YOUR INSTRUCTIONS ▸ Repeat each record exactly. Any picture gets left out.

EXCERPTED DATA ▸
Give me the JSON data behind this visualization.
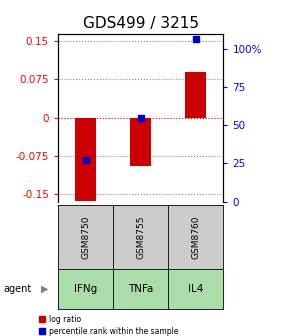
{
  "title": "GDS499 / 3215",
  "samples": [
    "GSM8750",
    "GSM8755",
    "GSM8760"
  ],
  "agents": [
    "IFNg",
    "TNFa",
    "IL4"
  ],
  "log_ratios": [
    -0.163,
    -0.095,
    0.09
  ],
  "percentile_ranks": [
    25,
    50,
    97
  ],
  "ylim_left": [
    -0.165,
    0.165
  ],
  "yticks_left": [
    -0.15,
    -0.075,
    0,
    0.075,
    0.15
  ],
  "ytick_labels_left": [
    "-0.15",
    "-0.075",
    "0",
    "0.075",
    "0.15"
  ],
  "ylim_right": [
    0,
    110
  ],
  "yticks_right": [
    0,
    25,
    50,
    75,
    100
  ],
  "ytick_labels_right": [
    "0",
    "25",
    "50",
    "75",
    "100%"
  ],
  "bar_color": "#cc0000",
  "dot_color": "#0000cc",
  "gsm_bg": "#cccccc",
  "agent_bg": "#aaddaa",
  "grid_color": "#888888",
  "zero_line_color": "#cc0000",
  "title_fontsize": 11,
  "tick_fontsize": 7.5,
  "label_fontsize": 8
}
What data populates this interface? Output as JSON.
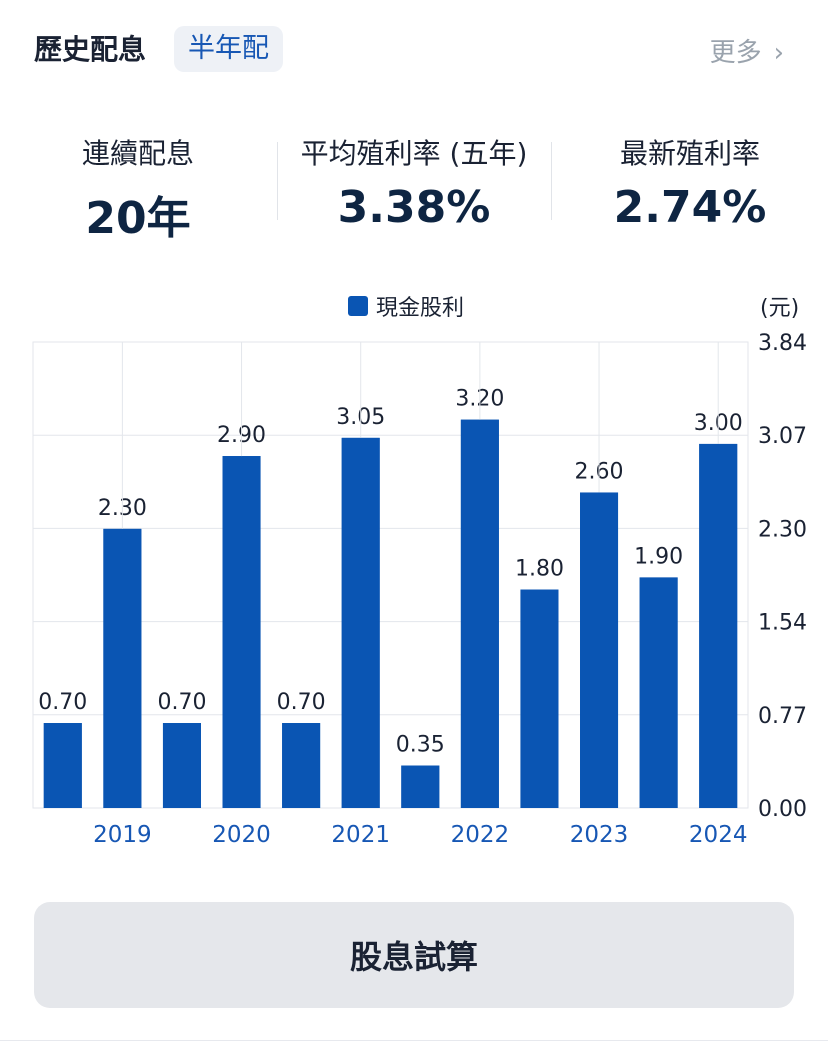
{
  "header": {
    "title": "歷史配息",
    "badge": "半年配",
    "more_label": "更多",
    "more_icon": "chevron-right-icon"
  },
  "stats": [
    {
      "label": "連續配息",
      "value": "20年"
    },
    {
      "label": "平均殖利率 (五年)",
      "value": "3.38%"
    },
    {
      "label": "最新殖利率",
      "value": "2.74%"
    }
  ],
  "legend": {
    "label": "現金股利",
    "color": "#0a55b3"
  },
  "unit_label": "(元)",
  "chart_data": {
    "type": "bar",
    "series": [
      {
        "name": "現金股利",
        "values": [
          0.7,
          2.3,
          0.7,
          2.9,
          0.7,
          3.05,
          0.35,
          3.2,
          1.8,
          2.6,
          1.9,
          3.0
        ],
        "labels": [
          "0.70",
          "2.30",
          "0.70",
          "2.90",
          "0.70",
          "3.05",
          "0.35",
          "3.20",
          "1.80",
          "2.60",
          "1.90",
          "3.00"
        ]
      }
    ],
    "year_ticks": [
      "2019",
      "2020",
      "2021",
      "2022",
      "2023",
      "2024"
    ],
    "y_ticks": [
      "3.84",
      "3.07",
      "2.30",
      "1.54",
      "0.77",
      "0.00"
    ],
    "ylim": [
      0,
      3.84
    ],
    "bar_color": "#0a55b3",
    "tick_color": "#1757b4",
    "grid": true
  },
  "calc_button_label": "股息試算"
}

THE REPLY ▸
Give me the JSON data behind this visualization.
{
  "title": "GDS499 / 3215",
  "samples": [
    "GSM8750",
    "GSM8755",
    "GSM8760"
  ],
  "agents": [
    "IFNg",
    "TNFa",
    "IL4"
  ],
  "log_ratios": [
    -0.163,
    -0.095,
    0.09
  ],
  "percentile_ranks": [
    25,
    50,
    97
  ],
  "ylim_left": [
    -0.165,
    0.165
  ],
  "yticks_left": [
    -0.15,
    -0.075,
    0,
    0.075,
    0.15
  ],
  "ytick_labels_left": [
    "-0.15",
    "-0.075",
    "0",
    "0.075",
    "0.15"
  ],
  "ylim_right": [
    0,
    110
  ],
  "yticks_right": [
    0,
    25,
    50,
    75,
    100
  ],
  "ytick_labels_right": [
    "0",
    "25",
    "50",
    "75",
    "100%"
  ],
  "bar_color": "#cc0000",
  "dot_color": "#0000cc",
  "gsm_bg": "#cccccc",
  "agent_bg": "#aaddaa",
  "grid_color": "#888888",
  "zero_line_color": "#cc0000",
  "title_fontsize": 11,
  "tick_fontsize": 7.5,
  "label_fontsize": 8
}
What data populates this interface? Output as JSON.
{
  "header": {
    "title": "歷史配息",
    "badge": "半年配",
    "more_label": "更多",
    "more_icon": "chevron-right-icon"
  },
  "stats": [
    {
      "label": "連續配息",
      "value": "20年"
    },
    {
      "label": "平均殖利率 (五年)",
      "value": "3.38%"
    },
    {
      "label": "最新殖利率",
      "value": "2.74%"
    }
  ],
  "legend": {
    "label": "現金股利",
    "color": "#0a55b3"
  },
  "unit_label": "(元)",
  "chart_data": {
    "type": "bar",
    "series": [
      {
        "name": "現金股利",
        "values": [
          0.7,
          2.3,
          0.7,
          2.9,
          0.7,
          3.05,
          0.35,
          3.2,
          1.8,
          2.6,
          1.9,
          3.0
        ],
        "labels": [
          "0.70",
          "2.30",
          "0.70",
          "2.90",
          "0.70",
          "3.05",
          "0.35",
          "3.20",
          "1.80",
          "2.60",
          "1.90",
          "3.00"
        ]
      }
    ],
    "year_ticks": [
      "2019",
      "2020",
      "2021",
      "2022",
      "2023",
      "2024"
    ],
    "y_ticks": [
      "3.84",
      "3.07",
      "2.30",
      "1.54",
      "0.77",
      "0.00"
    ],
    "ylim": [
      0,
      3.84
    ],
    "bar_color": "#0a55b3",
    "tick_color": "#1757b4",
    "grid": true
  },
  "calc_button_label": "股息試算"
}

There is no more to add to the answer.